start Items

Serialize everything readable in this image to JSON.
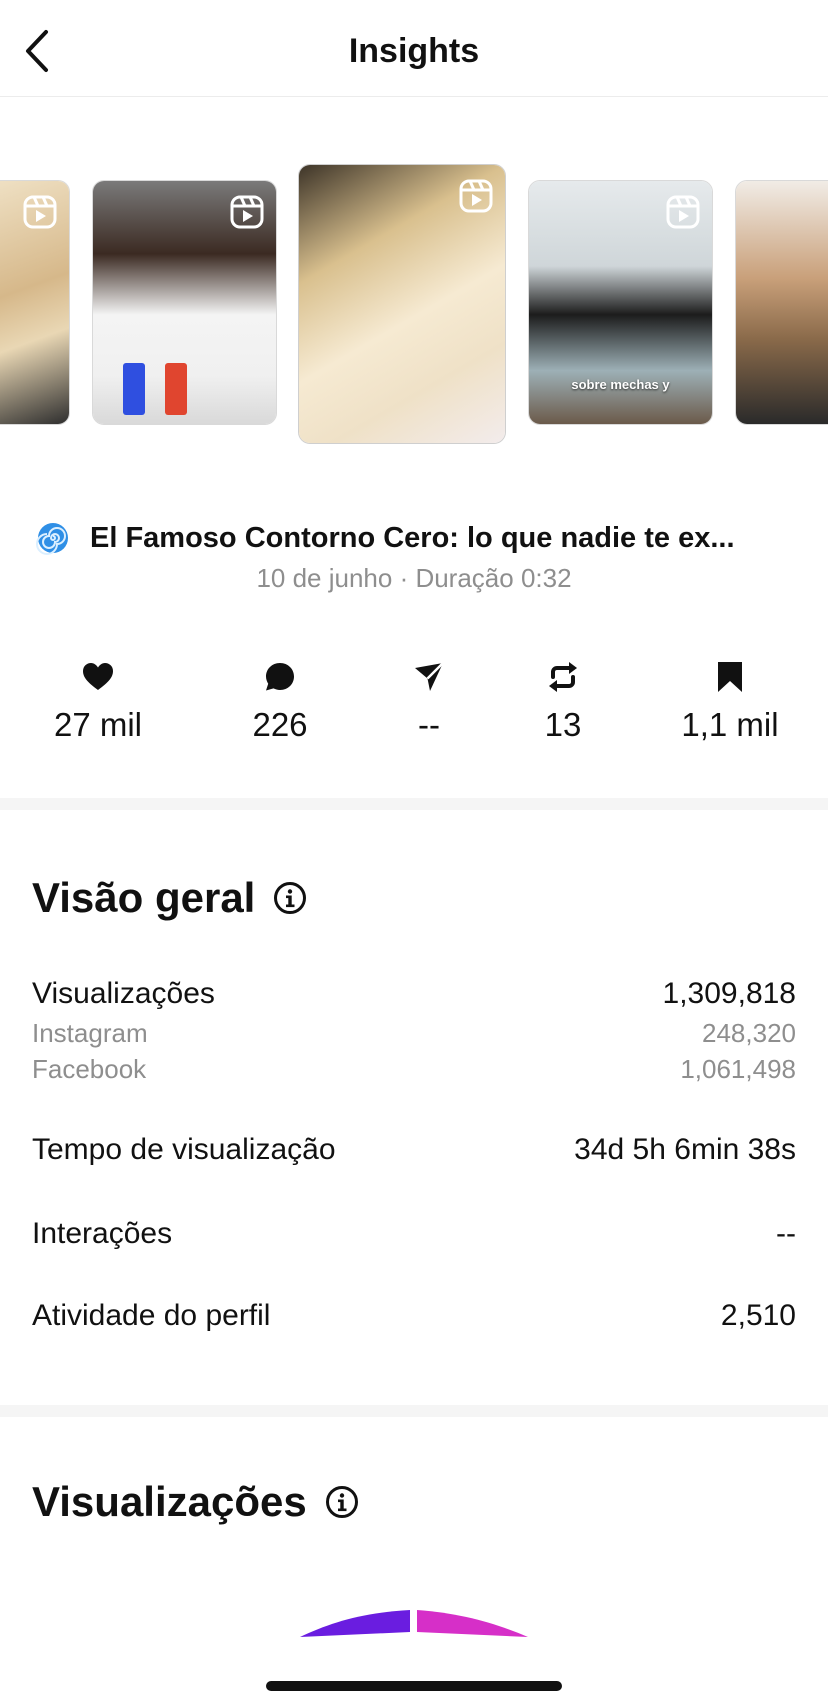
{
  "header": {
    "title": "Insights"
  },
  "carousel": {
    "items": [
      {
        "name": "reel-thumb-1",
        "colors": [
          "#e9d7b4",
          "#c8a67a",
          "#3a3a3a"
        ]
      },
      {
        "name": "reel-thumb-2",
        "colors": [
          "#f2f2f2",
          "#2b1a14",
          "#e04a3c"
        ]
      },
      {
        "name": "reel-thumb-3",
        "colors": [
          "#d8c090",
          "#f5e8d2",
          "#4a3a2a"
        ]
      },
      {
        "name": "reel-thumb-4",
        "colors": [
          "#dfe5e8",
          "#1a1a1a",
          "#8aa0a8"
        ],
        "caption": "sobre mechas y"
      },
      {
        "name": "reel-thumb-5",
        "colors": [
          "#eee6dd",
          "#8a6a4a",
          "#2a2a2a"
        ]
      }
    ]
  },
  "post": {
    "emoji_icon": "spiral-icon",
    "title": "El Famoso Contorno Cero: lo que nadie te ex...",
    "subtitle": "10 de junho · Duração 0:32"
  },
  "stats": {
    "likes": "27 mil",
    "comments": "226",
    "shares": "--",
    "reposts": "13",
    "saves": "1,1 mil"
  },
  "overview": {
    "title": "Visão geral",
    "views_label": "Visualizações",
    "views_value": "1,309,818",
    "instagram_label": "Instagram",
    "instagram_value": "248,320",
    "facebook_label": "Facebook",
    "facebook_value": "1,061,498",
    "watch_time_label": "Tempo de visualização",
    "watch_time_value": "34d 5h 6min 38s",
    "interactions_label": "Interações",
    "interactions_value": "--",
    "profile_activity_label": "Atividade do perfil",
    "profile_activity_value": "2,510"
  },
  "views_section": {
    "title": "Visualizações",
    "donut_colors": {
      "instagram": "#6a1de0",
      "facebook": "#d62fc8"
    },
    "shares": {
      "instagram": 248320,
      "facebook": 1061498
    }
  }
}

end Items

▸ **Given exercise**:
Select all lines with the word "thumb" from the entries above.

▸ **Answer for the task**:
        "name": "reel-thumb-1",
        "name": "reel-thumb-2",
        "name": "reel-thumb-3",
        "name": "reel-thumb-4",
        "name": "reel-thumb-5",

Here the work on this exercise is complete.